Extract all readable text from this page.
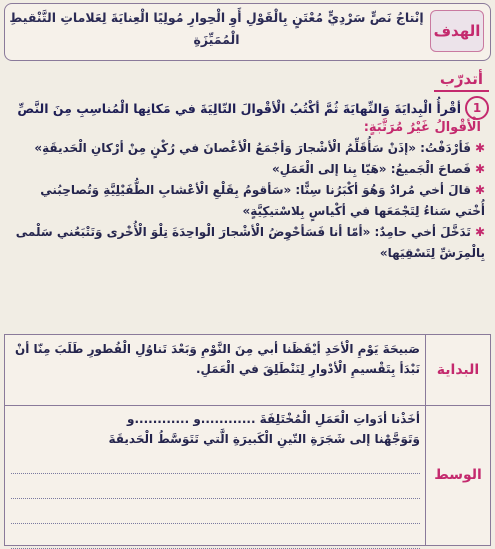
الهدف
إنْتاجُ نَصٍّ سَرْدِيٍّ مُعْتَنٍ بِالْقَوْلِ أَوِ الْحِوارِ مُولِيًا الْعِنايَةَ لِعَلاماتِ التَّنْقيطِ الْمُمَيِّزَةِ
أتدرّب
1
أقْرأُ الْبِدايَةَ وَالنِّهايَةَ ثُمَّ أكْتُبُ الْأقْوالَ التّالِيَةَ في مَكانِها الْمُناسِبِ مِنَ النَّصِّ
الْأقْوالُ غَيْرُ مُرَتَّبَةٍ:
✱فَأرْدَفْتُ: «إذَنْ سَأُقَلِّمُ الْأشْجارَ وَأجْمَعُ الْأغْصانَ في رُكْنٍ مِنْ أرْكانِ الْحَديقَةِ»
✱فَصاحَ الْجَميعُ: «هَيّا بِنا إلى الْعَمَلِ»
✱قالَ أخي مُرادٌ وَهُوَ أكْبَرُنا سِنًّا: «سَأقومُ بِقَلْعِ الْأعْشابِ الطُّفَيْلِيَّةِ وَتُصاحِبُني أُخْتي سَناءُ لِتَجْمَعَها في أكْياسٍ بِلاسْتيكِيَّةٍ»
✱تَدَخَّلَ أخي حامِدٌ: «أمّا أنا فَسَأحْوِضُ الْأشْجارَ الْواحِدَةَ تِلْوَ الْأُخْرى وَتَتْبَعُني سَلْمى بِالْمِرَشِّ لِتَسْقِيَها»
البداية
صَبيحَةَ يَوْمِ الْأحَدِ أيْقَظَنا أبي مِنَ النَّوْمِ وَبَعْدَ تَناوُلِ الْفُطورِ طَلَبَ مِنّا أنْ نَبْدَأ بِتَقْسيمِ الْأدْوارِ لِنَنْطَلِقَ في الْعَمَلِ.
الوسط
أخَذْنا أدَواتِ الْعَمَلِ الْمُخْتَلِفَةَ ............و ............و
وَتَوَجَّهْنا إلى شَجَرَةِ التّينِ الْكَبيرَةِ الَّتي تَتَوَسَّطُ الْحَديقَةَ
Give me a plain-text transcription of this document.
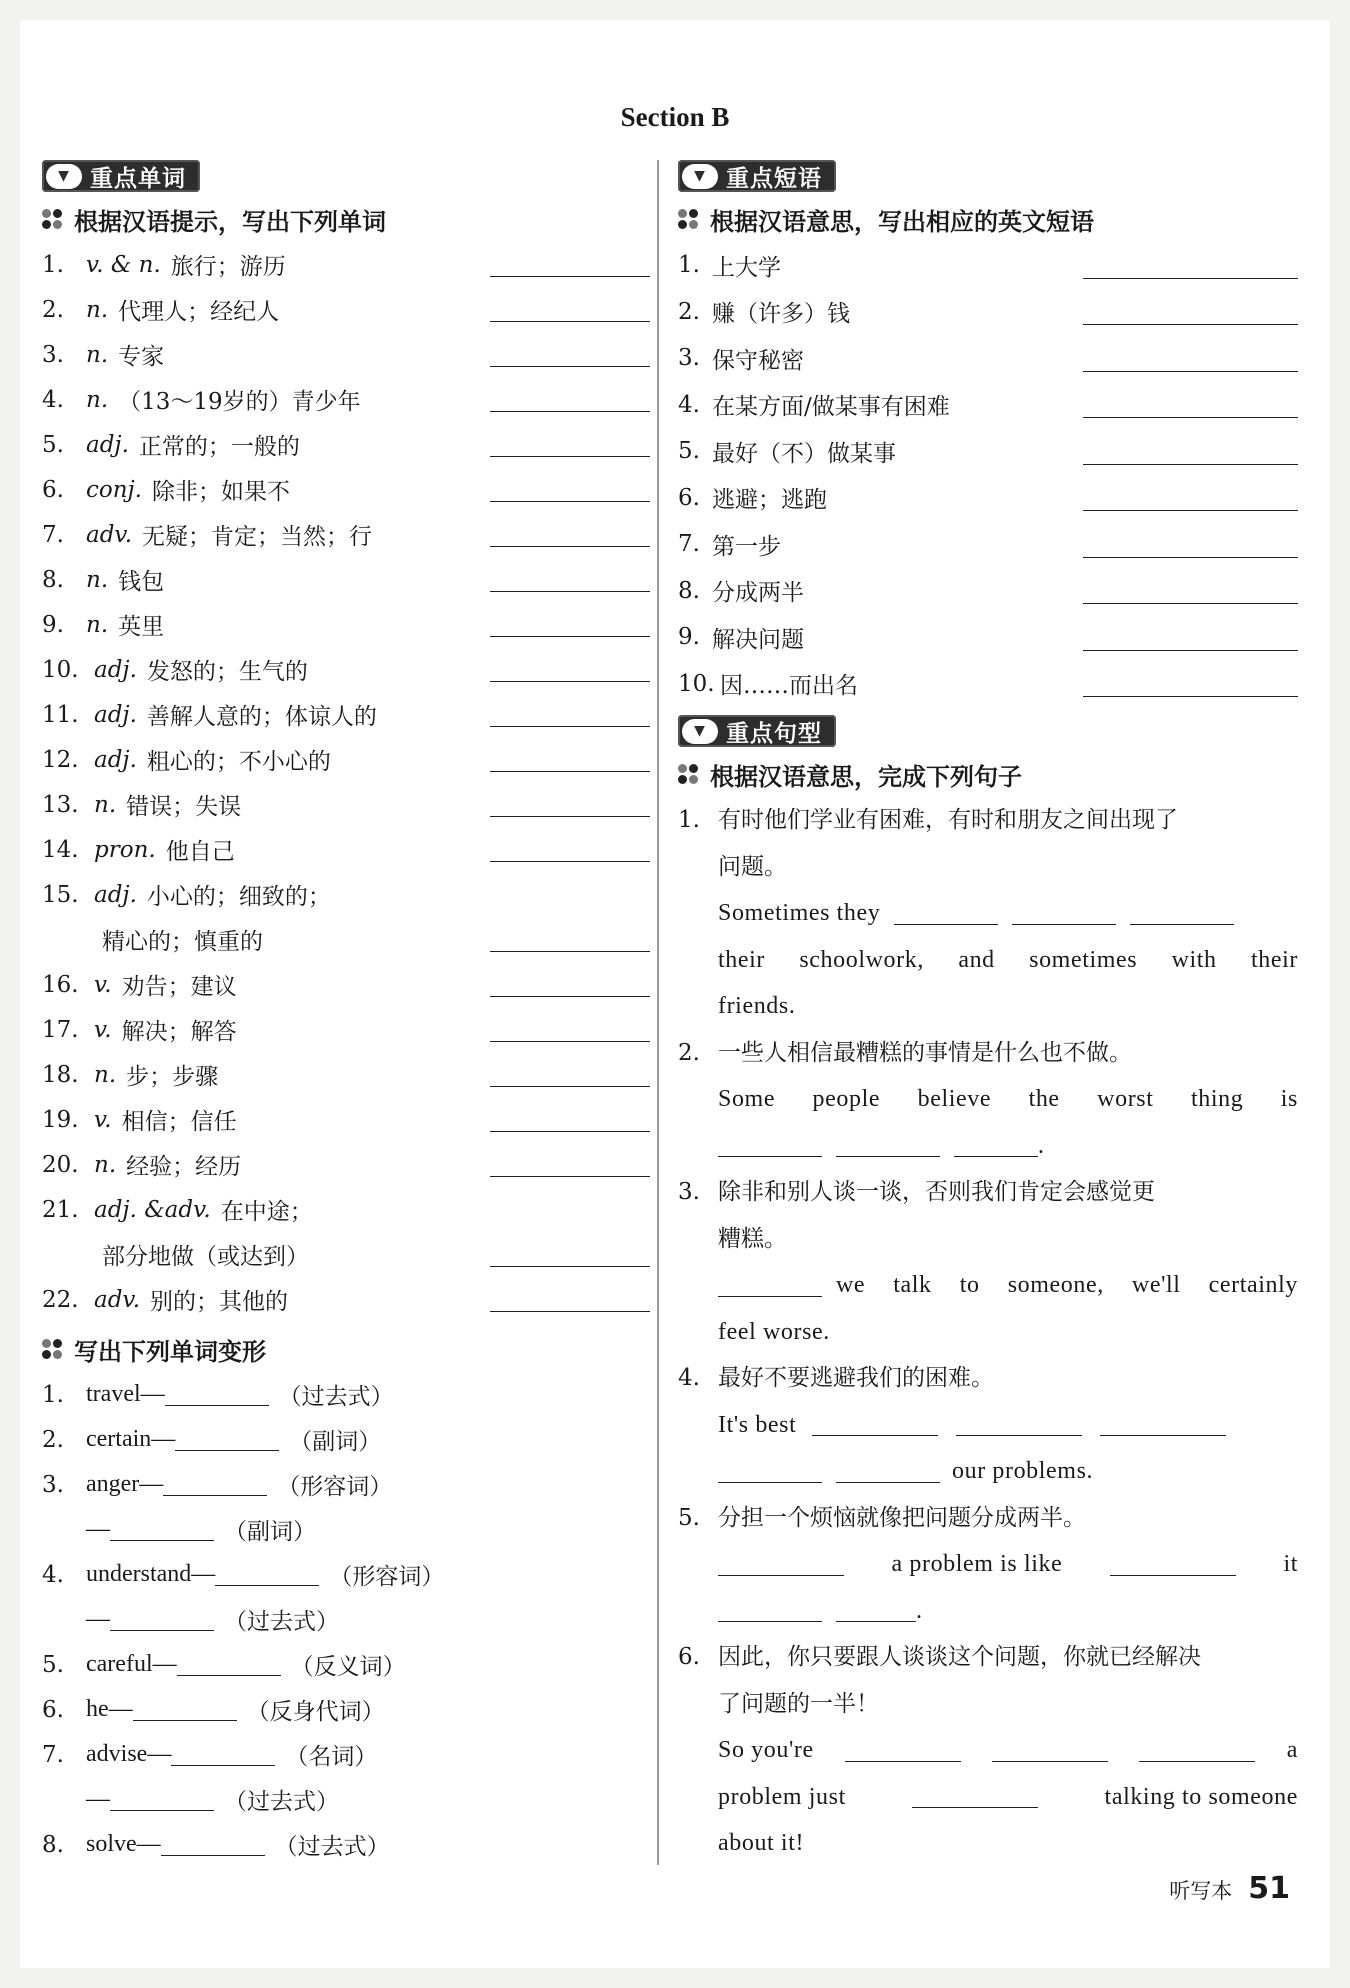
Section B
▼ 重点单词
根据汉语提示，写出下列单词
1. v. & n. 旅行；游历
2. n. 代理人；经纪人
3. n. 专家
4. n. （13～19岁的）青少年
5. adj. 正常的；一般的
6. conj. 除非；如果不
7. adv. 无疑；肯定；当然；行
8. n. 钱包
9. n. 英里
10. adj. 发怒的；生气的
11. adj. 善解人意的；体谅人的
12. adj. 粗心的；不小心的
13. n. 错误；失误
14. pron. 他自己
15. adj. 小心的；细致的；
精心的；慎重的
16. v. 劝告；建议
17. v. 解决；解答
18. n. 步；步骤
19. v. 相信；信任
20. n. 经验；经历
21. adj. &adv. 在中途；
部分地做（或达到）
22. adv. 别的；其他的
写出下列单词变形
1. travel—	（过去式）
2. certain—	（副词）
3. anger—	（形容词）
—	（副词）
4. understand—	（形容词）
—	（过去式）
5. careful—	（反义词）
6. he—	（反身代词）
7. advise—	（名词）
—	（过去式）
8. solve—	（过去式）
▼ 重点短语
根据汉语意思，写出相应的英文短语
1. 上大学
2. 赚（许多）钱
3. 保守秘密
4. 在某方面/做某事有困难
5. 最好（不）做某事
6. 逃避；逃跑
7. 第一步
8. 分成两半
9. 解决问题
10. 因……而出名
▼ 重点句型
根据汉语意思，完成下列句子
1. 有时他们学业有困难，有时和朋友之间出现了
问题。
Sometimes they
their schoolwork, and sometimes with their
friends.
2. 一些人相信最糟糕的事情是什么也不做。
Some people believe the worst thing is
.
3. 除非和别人谈一谈，否则我们肯定会感觉更
糟糕。
we talk to someone, we'll certainly
feel worse.
4. 最好不要逃避我们的困难。
It's best
our problems.
5. 分担一个烦恼就像把问题分成两半。
a problem is like	it
.
6. 因此，你只要跟人谈谈这个问题，你就已经解决
了问题的一半！
So you're	a
problem just	talking to someone
about it!
听写本 51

▸ **To be done**:
Using the records above, output their complete text exactly, minus any images.

▸ **Exercise response**:
Extract all readable text from this page.
الهدف
إنْتاجُ نَصٍّ سَرْدِيٍّ مُعْتَنٍ بِالْقَوْلِ أَوِ الْحِوارِ مُولِيًا الْعِنايَةَ لِعَلاماتِ التَّنْقيطِ الْمُمَيِّزَةِ
أتدرّب
1
أقْرأُ الْبِدايَةَ وَالنِّهايَةَ ثُمَّ أكْتُبُ الْأقْوالَ التّالِيَةَ في مَكانِها الْمُناسِبِ مِنَ النَّصِّ
الْأقْوالُ غَيْرُ مُرَتَّبَةٍ:
✱فَأرْدَفْتُ: «إذَنْ سَأُقَلِّمُ الْأشْجارَ وَأجْمَعُ الْأغْصانَ في رُكْنٍ مِنْ أرْكانِ الْحَديقَةِ»
✱فَصاحَ الْجَميعُ: «هَيّا بِنا إلى الْعَمَلِ»
✱قالَ أخي مُرادٌ وَهُوَ أكْبَرُنا سِنًّا: «سَأقومُ بِقَلْعِ الْأعْشابِ الطُّفَيْلِيَّةِ وَتُصاحِبُني أُخْتي سَناءُ لِتَجْمَعَها في أكْياسٍ بِلاسْتيكِيَّةٍ»
✱تَدَخَّلَ أخي حامِدٌ: «أمّا أنا فَسَأحْوِضُ الْأشْجارَ الْواحِدَةَ تِلْوَ الْأُخْرى وَتَتْبَعُني سَلْمى بِالْمِرَشِّ لِتَسْقِيَها»
البداية
صَبيحَةَ يَوْمِ الْأحَدِ أيْقَظَنا أبي مِنَ النَّوْمِ وَبَعْدَ تَناوُلِ الْفُطورِ طَلَبَ مِنّا أنْ نَبْدَأ بِتَقْسيمِ الْأدْوارِ لِنَنْطَلِقَ في الْعَمَلِ.
الوسط
أخَذْنا أدَواتِ الْعَمَلِ الْمُخْتَلِفَةَ ............و ............و
وَتَوَجَّهْنا إلى شَجَرَةِ التّينِ الْكَبيرَةِ الَّتي تَتَوَسَّطُ الْحَديقَةَ
Give me a plain-text transcription of this document.
Section B
▼ 重点单词
根据汉语提示，写出下列单词
1. v. & n. 旅行；游历
2. n. 代理人；经纪人
3. n. 专家
4. n. （13～19岁的）青少年
5. adj. 正常的；一般的
6. conj. 除非；如果不
7. adv. 无疑；肯定；当然；行
8. n. 钱包
9. n. 英里
10. adj. 发怒的；生气的
11. adj. 善解人意的；体谅人的
12. adj. 粗心的；不小心的
13. n. 错误；失误
14. pron. 他自己
15. adj. 小心的；细致的；
精心的；慎重的
16. v. 劝告；建议
17. v. 解决；解答
18. n. 步；步骤
19. v. 相信；信任
20. n. 经验；经历
21. adj. &adv. 在中途；
部分地做（或达到）
22. adv. 别的；其他的
写出下列单词变形
1. travel—	（过去式）
2. certain—	（副词）
3. anger—	（形容词）
—	（副词）
4. understand—	（形容词）
—	（过去式）
5. careful—	（反义词）
6. he—	（反身代词）
7. advise—	（名词）
—	（过去式）
8. solve—	（过去式）
▼ 重点短语
根据汉语意思，写出相应的英文短语
1. 上大学
2. 赚（许多）钱
3. 保守秘密
4. 在某方面/做某事有困难
5. 最好（不）做某事
6. 逃避；逃跑
7. 第一步
8. 分成两半
9. 解决问题
10. 因……而出名
▼ 重点句型
根据汉语意思，完成下列句子
1. 有时他们学业有困难，有时和朋友之间出现了
问题。
Sometimes they
their schoolwork, and sometimes with their
friends.
2. 一些人相信最糟糕的事情是什么也不做。
Some people believe the worst thing is
.
3. 除非和别人谈一谈，否则我们肯定会感觉更
糟糕。
we talk to someone, we'll certainly
feel worse.
4. 最好不要逃避我们的困难。
It's best
our problems.
5. 分担一个烦恼就像把问题分成两半。
a problem is like	it
.
6. 因此，你只要跟人谈谈这个问题，你就已经解决
了问题的一半！
So you're	a
problem just	talking to someone
about it!
听写本 51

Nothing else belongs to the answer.